■ **What is asked**
Quote every line as given.

★ ★ ★ ★ ★ ★ ★

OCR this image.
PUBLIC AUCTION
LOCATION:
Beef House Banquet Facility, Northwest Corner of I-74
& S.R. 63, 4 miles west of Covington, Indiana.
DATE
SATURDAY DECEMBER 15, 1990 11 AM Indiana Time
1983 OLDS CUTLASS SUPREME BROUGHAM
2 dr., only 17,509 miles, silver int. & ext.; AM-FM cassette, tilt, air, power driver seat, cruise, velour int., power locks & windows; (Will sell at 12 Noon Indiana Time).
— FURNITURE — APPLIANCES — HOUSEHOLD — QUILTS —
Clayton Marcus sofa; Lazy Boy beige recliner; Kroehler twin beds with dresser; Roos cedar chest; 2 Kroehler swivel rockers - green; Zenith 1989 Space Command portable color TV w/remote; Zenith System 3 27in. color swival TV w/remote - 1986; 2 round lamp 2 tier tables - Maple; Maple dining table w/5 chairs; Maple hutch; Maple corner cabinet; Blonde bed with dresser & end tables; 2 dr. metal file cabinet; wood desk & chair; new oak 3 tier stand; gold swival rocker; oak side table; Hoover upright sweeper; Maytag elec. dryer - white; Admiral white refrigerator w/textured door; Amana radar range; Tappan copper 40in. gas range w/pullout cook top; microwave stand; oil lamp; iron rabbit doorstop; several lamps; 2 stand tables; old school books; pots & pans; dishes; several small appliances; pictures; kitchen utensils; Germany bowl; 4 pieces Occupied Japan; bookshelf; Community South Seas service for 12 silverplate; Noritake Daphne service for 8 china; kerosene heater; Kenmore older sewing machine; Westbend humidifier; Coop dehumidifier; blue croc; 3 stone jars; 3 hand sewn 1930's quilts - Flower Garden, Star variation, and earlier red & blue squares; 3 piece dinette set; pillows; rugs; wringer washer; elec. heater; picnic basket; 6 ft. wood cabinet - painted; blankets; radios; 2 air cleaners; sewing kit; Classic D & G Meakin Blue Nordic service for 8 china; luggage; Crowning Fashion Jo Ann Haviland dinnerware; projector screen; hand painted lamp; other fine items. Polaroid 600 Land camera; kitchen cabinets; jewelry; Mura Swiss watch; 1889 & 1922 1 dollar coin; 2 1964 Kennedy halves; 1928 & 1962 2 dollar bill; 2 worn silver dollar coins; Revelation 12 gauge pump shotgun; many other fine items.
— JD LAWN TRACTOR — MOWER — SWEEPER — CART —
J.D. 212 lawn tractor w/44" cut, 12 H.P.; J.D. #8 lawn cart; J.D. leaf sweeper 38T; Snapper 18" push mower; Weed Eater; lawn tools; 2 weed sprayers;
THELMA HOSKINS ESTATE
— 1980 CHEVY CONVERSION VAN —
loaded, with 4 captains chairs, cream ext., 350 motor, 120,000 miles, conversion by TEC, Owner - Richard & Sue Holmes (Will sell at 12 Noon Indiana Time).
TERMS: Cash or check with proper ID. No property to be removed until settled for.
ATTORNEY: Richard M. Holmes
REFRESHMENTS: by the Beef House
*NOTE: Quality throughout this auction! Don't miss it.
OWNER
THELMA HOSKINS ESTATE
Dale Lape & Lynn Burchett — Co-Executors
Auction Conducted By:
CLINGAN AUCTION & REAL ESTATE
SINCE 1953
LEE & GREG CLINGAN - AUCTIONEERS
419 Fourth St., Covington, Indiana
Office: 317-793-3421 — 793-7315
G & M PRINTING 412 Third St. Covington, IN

★ ★ ★ ★ ★ ★ ★

■ **Completed task**
OCR this image.
PUBLIC AUCTION
LOCATION:
Beef House Banquet Facility, Northwest Corner of I-74
& S.R. 63, 4 miles west of Covington, Indiana.
DATE
SATURDAY DECEMBER 15, 1990 11 AM Indiana Time
1983 OLDS CUTLASS SUPREME BROUGHAM
2 dr., only 17,509 miles, silver int. & ext.; AM-FM cassette, tilt, air, power driver seat, cruise, velour int., power locks & windows; (Will sell at 12 Noon Indiana Time).
— FURNITURE — APPLIANCES — HOUSEHOLD — QUILTS —
Clayton Marcus sofa; Lazy Boy beige recliner; Kroehler twin beds with dresser; Roos cedar chest; 2 Kroehler swivel rockers - green; Zenith 1989 Space Command portable color TV w/remote; Zenith System 3 27in. color swival TV w/remote - 1986; 2 round lamp 2 tier tables - Maple; Maple dining table w/5 chairs; Maple hutch; Maple corner cabinet; Blonde bed with dresser & end tables; 2 dr. metal file cabinet; wood desk & chair; new oak 3 tier stand; gold swival rocker; oak side table; Hoover upright sweeper; Maytag elec. dryer - white; Admiral white refrigerator w/textured door; Amana radar range; Tappan copper 40in. gas range w/pullout cook top; microwave stand; oil lamp; iron rabbit doorstop; several lamps; 2 stand tables; old school books; pots & pans; dishes; several small appliances; pictures; kitchen utensils; Germany bowl; 4 pieces Occupied Japan; bookshelf; Community South Seas service for 12 silverplate; Noritake Daphne service for 8 china; kerosene heater; Kenmore older sewing machine; Westbend humidifier; Coop dehumidifier; blue croc; 3 stone jars; 3 hand sewn 1930's quilts - Flower Garden, Star variation, and earlier red & blue squares; 3 piece dinette set; pillows; rugs; wringer washer; elec. heater; picnic basket; 6 ft. wood cabinet - painted; blankets; radios; 2 air cleaners; sewing kit; Classic D & G Meakin Blue Nordic service for 8 china; luggage; Crowning Fashion Jo Ann Haviland dinnerware; projector screen; hand painted lamp; other fine items. Polaroid 600 Land camera; kitchen cabinets; jewelry; Mura Swiss watch; 1889 & 1922 1 dollar coin; 2 1964 Kennedy halves; 1928 & 1962 2 dollar bill; 2 worn silver dollar coins; Revelation 12 gauge pump shotgun; many other fine items.
— JD LAWN TRACTOR — MOWER — SWEEPER — CART —
J.D. 212 lawn tractor w/44" cut, 12 H.P.; J.D. #8 lawn cart; J.D. leaf sweeper 38T; Snapper 18" push mower; Weed Eater; lawn tools; 2 weed sprayers;
THELMA HOSKINS ESTATE
— 1980 CHEVY CONVERSION VAN —
loaded, with 4 captains chairs, cream ext., 350 motor, 120,000 miles, conversion by TEC, Owner - Richard & Sue Holmes (Will sell at 12 Noon Indiana Time).
TERMS: Cash or check with proper ID. No property to be removed until settled for.
ATTORNEY: Richard M. Holmes
REFRESHMENTS: by the Beef House
*NOTE: Quality throughout this auction! Don't miss it.
OWNER
THELMA HOSKINS ESTATE
Dale Lape & Lynn Burchett — Co-Executors
Auction Conducted By:
CLINGAN AUCTION & REAL ESTATE
SINCE 1953
LEE & GREG CLINGAN - AUCTIONEERS
419 Fourth St., Covington, Indiana
Office: 317-793-3421 — 793-7315
G & M PRINTING 412 Third St. Covington, IN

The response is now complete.